___ MATERIAL SHOWN ___

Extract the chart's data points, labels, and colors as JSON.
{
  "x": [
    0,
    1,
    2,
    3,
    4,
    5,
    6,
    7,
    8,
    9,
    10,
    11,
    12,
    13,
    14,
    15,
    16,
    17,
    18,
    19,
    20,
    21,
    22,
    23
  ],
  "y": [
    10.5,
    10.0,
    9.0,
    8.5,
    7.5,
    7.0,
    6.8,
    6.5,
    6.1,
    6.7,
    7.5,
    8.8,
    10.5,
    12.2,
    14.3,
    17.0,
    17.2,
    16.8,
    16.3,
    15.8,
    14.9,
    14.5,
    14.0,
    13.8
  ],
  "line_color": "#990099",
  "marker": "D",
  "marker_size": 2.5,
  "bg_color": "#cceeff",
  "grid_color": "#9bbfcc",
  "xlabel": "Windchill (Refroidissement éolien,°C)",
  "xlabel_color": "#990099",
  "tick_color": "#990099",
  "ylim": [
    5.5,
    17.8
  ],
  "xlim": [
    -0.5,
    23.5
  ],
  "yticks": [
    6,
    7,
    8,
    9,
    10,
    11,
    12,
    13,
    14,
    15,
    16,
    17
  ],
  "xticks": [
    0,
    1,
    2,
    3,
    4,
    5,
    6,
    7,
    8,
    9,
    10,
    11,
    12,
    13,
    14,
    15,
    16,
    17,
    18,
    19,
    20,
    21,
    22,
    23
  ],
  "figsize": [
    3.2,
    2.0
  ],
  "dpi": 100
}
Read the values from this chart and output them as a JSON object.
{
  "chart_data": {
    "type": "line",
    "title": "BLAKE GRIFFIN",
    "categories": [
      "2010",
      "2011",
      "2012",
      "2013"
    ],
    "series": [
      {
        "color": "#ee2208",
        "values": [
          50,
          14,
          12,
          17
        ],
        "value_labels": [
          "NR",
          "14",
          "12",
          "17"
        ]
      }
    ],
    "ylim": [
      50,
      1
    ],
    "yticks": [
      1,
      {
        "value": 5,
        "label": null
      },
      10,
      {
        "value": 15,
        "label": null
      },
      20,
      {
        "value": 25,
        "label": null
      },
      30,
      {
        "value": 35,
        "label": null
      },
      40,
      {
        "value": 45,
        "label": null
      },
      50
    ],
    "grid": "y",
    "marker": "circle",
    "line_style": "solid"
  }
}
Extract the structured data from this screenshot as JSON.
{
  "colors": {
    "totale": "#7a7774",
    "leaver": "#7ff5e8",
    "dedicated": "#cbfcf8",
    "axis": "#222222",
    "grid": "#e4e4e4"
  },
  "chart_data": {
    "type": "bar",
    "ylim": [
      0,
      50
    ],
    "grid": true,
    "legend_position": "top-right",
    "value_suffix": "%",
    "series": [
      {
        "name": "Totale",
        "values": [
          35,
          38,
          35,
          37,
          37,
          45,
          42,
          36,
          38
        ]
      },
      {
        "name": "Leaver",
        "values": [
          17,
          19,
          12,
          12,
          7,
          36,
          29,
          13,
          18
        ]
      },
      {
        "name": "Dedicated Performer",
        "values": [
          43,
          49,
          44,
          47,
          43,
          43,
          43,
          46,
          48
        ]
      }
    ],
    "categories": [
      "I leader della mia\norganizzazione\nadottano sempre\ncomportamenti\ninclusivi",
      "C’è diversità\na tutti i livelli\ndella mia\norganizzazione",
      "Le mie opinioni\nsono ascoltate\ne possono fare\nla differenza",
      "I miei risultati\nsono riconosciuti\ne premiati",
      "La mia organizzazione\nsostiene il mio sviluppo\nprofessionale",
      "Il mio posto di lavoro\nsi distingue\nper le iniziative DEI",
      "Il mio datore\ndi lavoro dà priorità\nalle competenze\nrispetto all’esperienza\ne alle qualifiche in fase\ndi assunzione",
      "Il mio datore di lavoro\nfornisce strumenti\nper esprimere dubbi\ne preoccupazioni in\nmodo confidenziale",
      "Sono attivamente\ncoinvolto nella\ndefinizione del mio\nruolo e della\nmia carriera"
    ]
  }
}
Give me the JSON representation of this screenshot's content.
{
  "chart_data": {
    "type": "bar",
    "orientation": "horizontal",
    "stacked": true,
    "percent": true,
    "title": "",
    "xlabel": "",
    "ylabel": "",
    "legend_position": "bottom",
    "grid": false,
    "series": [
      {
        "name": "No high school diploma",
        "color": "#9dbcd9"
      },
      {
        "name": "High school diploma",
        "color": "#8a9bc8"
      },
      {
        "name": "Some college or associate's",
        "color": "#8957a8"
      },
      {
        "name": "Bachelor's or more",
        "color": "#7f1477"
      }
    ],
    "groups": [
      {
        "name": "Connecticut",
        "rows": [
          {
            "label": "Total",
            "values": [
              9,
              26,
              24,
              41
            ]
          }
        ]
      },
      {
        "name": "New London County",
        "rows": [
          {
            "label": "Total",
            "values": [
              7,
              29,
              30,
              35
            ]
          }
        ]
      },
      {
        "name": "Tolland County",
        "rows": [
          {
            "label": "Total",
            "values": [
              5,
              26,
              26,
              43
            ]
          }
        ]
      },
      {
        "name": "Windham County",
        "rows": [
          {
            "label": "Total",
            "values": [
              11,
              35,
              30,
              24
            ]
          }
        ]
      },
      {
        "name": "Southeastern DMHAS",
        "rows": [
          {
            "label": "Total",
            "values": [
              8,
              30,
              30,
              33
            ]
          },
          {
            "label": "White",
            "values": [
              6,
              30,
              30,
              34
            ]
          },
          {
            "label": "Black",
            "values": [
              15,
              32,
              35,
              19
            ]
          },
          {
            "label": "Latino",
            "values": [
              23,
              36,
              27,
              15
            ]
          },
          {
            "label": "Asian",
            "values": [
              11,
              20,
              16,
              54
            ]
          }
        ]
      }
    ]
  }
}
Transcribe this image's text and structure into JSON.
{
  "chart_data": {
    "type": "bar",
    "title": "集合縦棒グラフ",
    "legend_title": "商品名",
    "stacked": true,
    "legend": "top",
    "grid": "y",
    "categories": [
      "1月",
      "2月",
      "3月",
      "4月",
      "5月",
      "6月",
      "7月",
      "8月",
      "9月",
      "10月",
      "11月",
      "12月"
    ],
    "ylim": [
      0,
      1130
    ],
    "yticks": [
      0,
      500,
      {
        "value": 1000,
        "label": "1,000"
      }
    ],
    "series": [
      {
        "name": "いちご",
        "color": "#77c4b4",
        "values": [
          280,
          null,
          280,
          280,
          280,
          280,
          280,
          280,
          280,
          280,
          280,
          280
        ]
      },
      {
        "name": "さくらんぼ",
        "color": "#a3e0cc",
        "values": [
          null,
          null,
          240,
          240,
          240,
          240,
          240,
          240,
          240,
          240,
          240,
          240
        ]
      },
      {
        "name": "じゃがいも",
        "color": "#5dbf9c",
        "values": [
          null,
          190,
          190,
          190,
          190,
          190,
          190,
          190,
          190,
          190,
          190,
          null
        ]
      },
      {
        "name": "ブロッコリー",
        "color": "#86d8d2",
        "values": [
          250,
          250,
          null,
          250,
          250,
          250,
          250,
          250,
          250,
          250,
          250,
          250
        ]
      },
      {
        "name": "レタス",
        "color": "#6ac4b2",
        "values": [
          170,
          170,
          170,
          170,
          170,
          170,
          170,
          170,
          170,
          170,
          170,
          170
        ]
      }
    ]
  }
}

___

■ TO BE DONE ■
Repeat the material above exactly.

■ FINISHED EXERCISE ■
Extract the chart's data points, labels, and colors as JSON.
{
  "x": [
    0,
    1,
    2,
    3,
    4,
    5,
    6,
    7,
    8,
    9,
    10,
    11,
    12,
    13,
    14,
    15,
    16,
    17,
    18,
    19,
    20,
    21,
    22,
    23
  ],
  "y": [
    10.5,
    10.0,
    9.0,
    8.5,
    7.5,
    7.0,
    6.8,
    6.5,
    6.1,
    6.7,
    7.5,
    8.8,
    10.5,
    12.2,
    14.3,
    17.0,
    17.2,
    16.8,
    16.3,
    15.8,
    14.9,
    14.5,
    14.0,
    13.8
  ],
  "line_color": "#990099",
  "marker": "D",
  "marker_size": 2.5,
  "bg_color": "#cceeff",
  "grid_color": "#9bbfcc",
  "xlabel": "Windchill (Refroidissement éolien,°C)",
  "xlabel_color": "#990099",
  "tick_color": "#990099",
  "ylim": [
    5.5,
    17.8
  ],
  "xlim": [
    -0.5,
    23.5
  ],
  "yticks": [
    6,
    7,
    8,
    9,
    10,
    11,
    12,
    13,
    14,
    15,
    16,
    17
  ],
  "xticks": [
    0,
    1,
    2,
    3,
    4,
    5,
    6,
    7,
    8,
    9,
    10,
    11,
    12,
    13,
    14,
    15,
    16,
    17,
    18,
    19,
    20,
    21,
    22,
    23
  ],
  "figsize": [
    3.2,
    2.0
  ],
  "dpi": 100
}
Read the values from this chart and output them as a JSON object.
{
  "chart_data": {
    "type": "line",
    "title": "BLAKE GRIFFIN",
    "categories": [
      "2010",
      "2011",
      "2012",
      "2013"
    ],
    "series": [
      {
        "color": "#ee2208",
        "values": [
          50,
          14,
          12,
          17
        ],
        "value_labels": [
          "NR",
          "14",
          "12",
          "17"
        ]
      }
    ],
    "ylim": [
      50,
      1
    ],
    "yticks": [
      1,
      {
        "value": 5,
        "label": null
      },
      10,
      {
        "value": 15,
        "label": null
      },
      20,
      {
        "value": 25,
        "label": null
      },
      30,
      {
        "value": 35,
        "label": null
      },
      40,
      {
        "value": 45,
        "label": null
      },
      50
    ],
    "grid": "y",
    "marker": "circle",
    "line_style": "solid"
  }
}
Extract the structured data from this screenshot as JSON.
{
  "colors": {
    "totale": "#7a7774",
    "leaver": "#7ff5e8",
    "dedicated": "#cbfcf8",
    "axis": "#222222",
    "grid": "#e4e4e4"
  },
  "chart_data": {
    "type": "bar",
    "ylim": [
      0,
      50
    ],
    "grid": true,
    "legend_position": "top-right",
    "value_suffix": "%",
    "series": [
      {
        "name": "Totale",
        "values": [
          35,
          38,
          35,
          37,
          37,
          45,
          42,
          36,
          38
        ]
      },
      {
        "name": "Leaver",
        "values": [
          17,
          19,
          12,
          12,
          7,
          36,
          29,
          13,
          18
        ]
      },
      {
        "name": "Dedicated Performer",
        "values": [
          43,
          49,
          44,
          47,
          43,
          43,
          43,
          46,
          48
        ]
      }
    ],
    "categories": [
      "I leader della mia\norganizzazione\nadottano sempre\ncomportamenti\ninclusivi",
      "C’è diversità\na tutti i livelli\ndella mia\norganizzazione",
      "Le mie opinioni\nsono ascoltate\ne possono fare\nla differenza",
      "I miei risultati\nsono riconosciuti\ne premiati",
      "La mia organizzazione\nsostiene il mio sviluppo\nprofessionale",
      "Il mio posto di lavoro\nsi distingue\nper le iniziative DEI",
      "Il mio datore\ndi lavoro dà priorità\nalle competenze\nrispetto all’esperienza\ne alle qualifiche in fase\ndi assunzione",
      "Il mio datore di lavoro\nfornisce strumenti\nper esprimere dubbi\ne preoccupazioni in\nmodo confidenziale",
      "Sono attivamente\ncoinvolto nella\ndefinizione del mio\nruolo e della\nmia carriera"
    ]
  }
}
Give me the JSON representation of this screenshot's content.
{
  "chart_data": {
    "type": "bar",
    "orientation": "horizontal",
    "stacked": true,
    "percent": true,
    "title": "",
    "xlabel": "",
    "ylabel": "",
    "legend_position": "bottom",
    "grid": false,
    "series": [
      {
        "name": "No high school diploma",
        "color": "#9dbcd9"
      },
      {
        "name": "High school diploma",
        "color": "#8a9bc8"
      },
      {
        "name": "Some college or associate's",
        "color": "#8957a8"
      },
      {
        "name": "Bachelor's or more",
        "color": "#7f1477"
      }
    ],
    "groups": [
      {
        "name": "Connecticut",
        "rows": [
          {
            "label": "Total",
            "values": [
              9,
              26,
              24,
              41
            ]
          }
        ]
      },
      {
        "name": "New London County",
        "rows": [
          {
            "label": "Total",
            "values": [
              7,
              29,
              30,
              35
            ]
          }
        ]
      },
      {
        "name": "Tolland County",
        "rows": [
          {
            "label": "Total",
            "values": [
              5,
              26,
              26,
              43
            ]
          }
        ]
      },
      {
        "name": "Windham County",
        "rows": [
          {
            "label": "Total",
            "values": [
              11,
              35,
              30,
              24
            ]
          }
        ]
      },
      {
        "name": "Southeastern DMHAS",
        "rows": [
          {
            "label": "Total",
            "values": [
              8,
              30,
              30,
              33
            ]
          },
          {
            "label": "White",
            "values": [
              6,
              30,
              30,
              34
            ]
          },
          {
            "label": "Black",
            "values": [
              15,
              32,
              35,
              19
            ]
          },
          {
            "label": "Latino",
            "values": [
              23,
              36,
              27,
              15
            ]
          },
          {
            "label": "Asian",
            "values": [
              11,
              20,
              16,
              54
            ]
          }
        ]
      }
    ]
  }
}
Transcribe this image's text and structure into JSON.
{
  "chart_data": {
    "type": "bar",
    "title": "集合縦棒グラフ",
    "legend_title": "商品名",
    "stacked": true,
    "legend": "top",
    "grid": "y",
    "categories": [
      "1月",
      "2月",
      "3月",
      "4月",
      "5月",
      "6月",
      "7月",
      "8月",
      "9月",
      "10月",
      "11月",
      "12月"
    ],
    "ylim": [
      0,
      1130
    ],
    "yticks": [
      0,
      500,
      {
        "value": 1000,
        "label": "1,000"
      }
    ],
    "series": [
      {
        "name": "いちご",
        "color": "#77c4b4",
        "values": [
          280,
          null,
          280,
          280,
          280,
          280,
          280,
          280,
          280,
          280,
          280,
          280
        ]
      },
      {
        "name": "さくらんぼ",
        "color": "#a3e0cc",
        "values": [
          null,
          null,
          240,
          240,
          240,
          240,
          240,
          240,
          240,
          240,
          240,
          240
        ]
      },
      {
        "name": "じゃがいも",
        "color": "#5dbf9c",
        "values": [
          null,
          190,
          190,
          190,
          190,
          190,
          190,
          190,
          190,
          190,
          190,
          null
        ]
      },
      {
        "name": "ブロッコリー",
        "color": "#86d8d2",
        "values": [
          250,
          250,
          null,
          250,
          250,
          250,
          250,
          250,
          250,
          250,
          250,
          250
        ]
      },
      {
        "name": "レタス",
        "color": "#6ac4b2",
        "values": [
          170,
          170,
          170,
          170,
          170,
          170,
          170,
          170,
          170,
          170,
          170,
          170
        ]
      }
    ]
  }
}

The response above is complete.